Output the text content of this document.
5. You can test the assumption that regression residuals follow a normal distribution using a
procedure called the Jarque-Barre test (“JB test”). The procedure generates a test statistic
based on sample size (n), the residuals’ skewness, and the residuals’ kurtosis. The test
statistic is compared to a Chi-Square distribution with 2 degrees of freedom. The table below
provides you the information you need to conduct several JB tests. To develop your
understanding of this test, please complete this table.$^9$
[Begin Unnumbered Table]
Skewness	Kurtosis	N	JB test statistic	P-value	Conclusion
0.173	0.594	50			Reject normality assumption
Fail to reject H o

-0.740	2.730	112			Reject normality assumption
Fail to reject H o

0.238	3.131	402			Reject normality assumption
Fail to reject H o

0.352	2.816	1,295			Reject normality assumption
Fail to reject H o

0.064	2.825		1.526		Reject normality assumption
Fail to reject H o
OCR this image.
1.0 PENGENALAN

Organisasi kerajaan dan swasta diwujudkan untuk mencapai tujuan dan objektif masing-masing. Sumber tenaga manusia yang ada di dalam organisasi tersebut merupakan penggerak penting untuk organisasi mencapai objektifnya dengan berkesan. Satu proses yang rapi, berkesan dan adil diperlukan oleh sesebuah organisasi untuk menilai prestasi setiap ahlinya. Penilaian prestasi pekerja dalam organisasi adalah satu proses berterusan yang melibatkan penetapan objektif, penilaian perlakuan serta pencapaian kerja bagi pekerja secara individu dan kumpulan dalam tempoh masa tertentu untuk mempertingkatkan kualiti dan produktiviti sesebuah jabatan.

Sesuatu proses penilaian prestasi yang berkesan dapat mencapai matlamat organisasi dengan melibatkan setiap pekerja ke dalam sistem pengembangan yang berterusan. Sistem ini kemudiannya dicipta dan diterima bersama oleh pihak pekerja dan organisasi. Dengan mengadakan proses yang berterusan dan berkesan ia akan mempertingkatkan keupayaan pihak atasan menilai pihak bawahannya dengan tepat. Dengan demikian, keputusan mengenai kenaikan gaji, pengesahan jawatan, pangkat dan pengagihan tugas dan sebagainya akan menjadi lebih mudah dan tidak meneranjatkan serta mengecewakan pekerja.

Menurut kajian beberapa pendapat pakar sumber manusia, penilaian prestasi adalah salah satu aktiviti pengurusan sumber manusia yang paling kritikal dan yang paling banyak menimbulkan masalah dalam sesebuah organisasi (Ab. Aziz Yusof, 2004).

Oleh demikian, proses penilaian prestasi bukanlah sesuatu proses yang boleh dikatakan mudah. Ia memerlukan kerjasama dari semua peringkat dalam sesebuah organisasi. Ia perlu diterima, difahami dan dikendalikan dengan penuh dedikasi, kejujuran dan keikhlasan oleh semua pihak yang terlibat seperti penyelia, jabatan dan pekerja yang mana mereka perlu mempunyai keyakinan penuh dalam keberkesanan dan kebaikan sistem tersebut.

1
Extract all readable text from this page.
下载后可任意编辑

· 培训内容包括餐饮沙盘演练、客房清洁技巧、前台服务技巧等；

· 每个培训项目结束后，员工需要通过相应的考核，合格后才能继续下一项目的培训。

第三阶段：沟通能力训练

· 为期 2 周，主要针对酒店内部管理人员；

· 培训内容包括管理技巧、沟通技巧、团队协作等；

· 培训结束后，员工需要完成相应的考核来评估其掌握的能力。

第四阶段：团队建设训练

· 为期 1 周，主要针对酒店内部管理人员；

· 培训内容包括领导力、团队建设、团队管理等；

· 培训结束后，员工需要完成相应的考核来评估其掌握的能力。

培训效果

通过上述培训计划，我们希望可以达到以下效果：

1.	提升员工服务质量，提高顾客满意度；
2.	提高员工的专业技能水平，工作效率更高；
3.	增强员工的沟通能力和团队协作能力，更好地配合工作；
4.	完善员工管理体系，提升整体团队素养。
══════════
Using the data above, return each line exactly as written.

§ OUTPUT FOR THIS EXERCISE:
Output the text content of this document.
5. You can test the assumption that regression residuals follow a normal distribution using a
procedure called the Jarque-Barre test (“JB test”). The procedure generates a test statistic
based on sample size (n), the residuals’ skewness, and the residuals’ kurtosis. The test
statistic is compared to a Chi-Square distribution with 2 degrees of freedom. The table below
provides you the information you need to conduct several JB tests. To develop your
understanding of this test, please complete this table.$^9$
[Begin Unnumbered Table]
Skewness	Kurtosis	N	JB test statistic	P-value	Conclusion
0.173	0.594	50			Reject normality assumption
Fail to reject H o

-0.740	2.730	112			Reject normality assumption
Fail to reject H o

0.238	3.131	402			Reject normality assumption
Fail to reject H o

0.352	2.816	1,295			Reject normality assumption
Fail to reject H o

0.064	2.825		1.526		Reject normality assumption
Fail to reject H o
OCR this image.
1.0 PENGENALAN

Organisasi kerajaan dan swasta diwujudkan untuk mencapai tujuan dan objektif masing-masing. Sumber tenaga manusia yang ada di dalam organisasi tersebut merupakan penggerak penting untuk organisasi mencapai objektifnya dengan berkesan. Satu proses yang rapi, berkesan dan adil diperlukan oleh sesebuah organisasi untuk menilai prestasi setiap ahlinya. Penilaian prestasi pekerja dalam organisasi adalah satu proses berterusan yang melibatkan penetapan objektif, penilaian perlakuan serta pencapaian kerja bagi pekerja secara individu dan kumpulan dalam tempoh masa tertentu untuk mempertingkatkan kualiti dan produktiviti sesebuah jabatan.

Sesuatu proses penilaian prestasi yang berkesan dapat mencapai matlamat organisasi dengan melibatkan setiap pekerja ke dalam sistem pengembangan yang berterusan. Sistem ini kemudiannya dicipta dan diterima bersama oleh pihak pekerja dan organisasi. Dengan mengadakan proses yang berterusan dan berkesan ia akan mempertingkatkan keupayaan pihak atasan menilai pihak bawahannya dengan tepat. Dengan demikian, keputusan mengenai kenaikan gaji, pengesahan jawatan, pangkat dan pengagihan tugas dan sebagainya akan menjadi lebih mudah dan tidak meneranjatkan serta mengecewakan pekerja.

Menurut kajian beberapa pendapat pakar sumber manusia, penilaian prestasi adalah salah satu aktiviti pengurusan sumber manusia yang paling kritikal dan yang paling banyak menimbulkan masalah dalam sesebuah organisasi (Ab. Aziz Yusof, 2004).

Oleh demikian, proses penilaian prestasi bukanlah sesuatu proses yang boleh dikatakan mudah. Ia memerlukan kerjasama dari semua peringkat dalam sesebuah organisasi. Ia perlu diterima, difahami dan dikendalikan dengan penuh dedikasi, kejujuran dan keikhlasan oleh semua pihak yang terlibat seperti penyelia, jabatan dan pekerja yang mana mereka perlu mempunyai keyakinan penuh dalam keberkesanan dan kebaikan sistem tersebut.

1
Extract all readable text from this page.
下载后可任意编辑

· 培训内容包括餐饮沙盘演练、客房清洁技巧、前台服务技巧等；

· 每个培训项目结束后，员工需要通过相应的考核，合格后才能继续下一项目的培训。

第三阶段：沟通能力训练

· 为期 2 周，主要针对酒店内部管理人员；

· 培训内容包括管理技巧、沟通技巧、团队协作等；

· 培训结束后，员工需要完成相应的考核来评估其掌握的能力。

第四阶段：团队建设训练

· 为期 1 周，主要针对酒店内部管理人员；

· 培训内容包括领导力、团队建设、团队管理等；

· 培训结束后，员工需要完成相应的考核来评估其掌握的能力。

培训效果

通过上述培训计划，我们希望可以达到以下效果：

1.	提升员工服务质量，提高顾客满意度；
2.	提高员工的专业技能水平，工作效率更高；
3.	增强员工的沟通能力和团队协作能力，更好地配合工作；
4.	完善员工管理体系，提升整体团队素养。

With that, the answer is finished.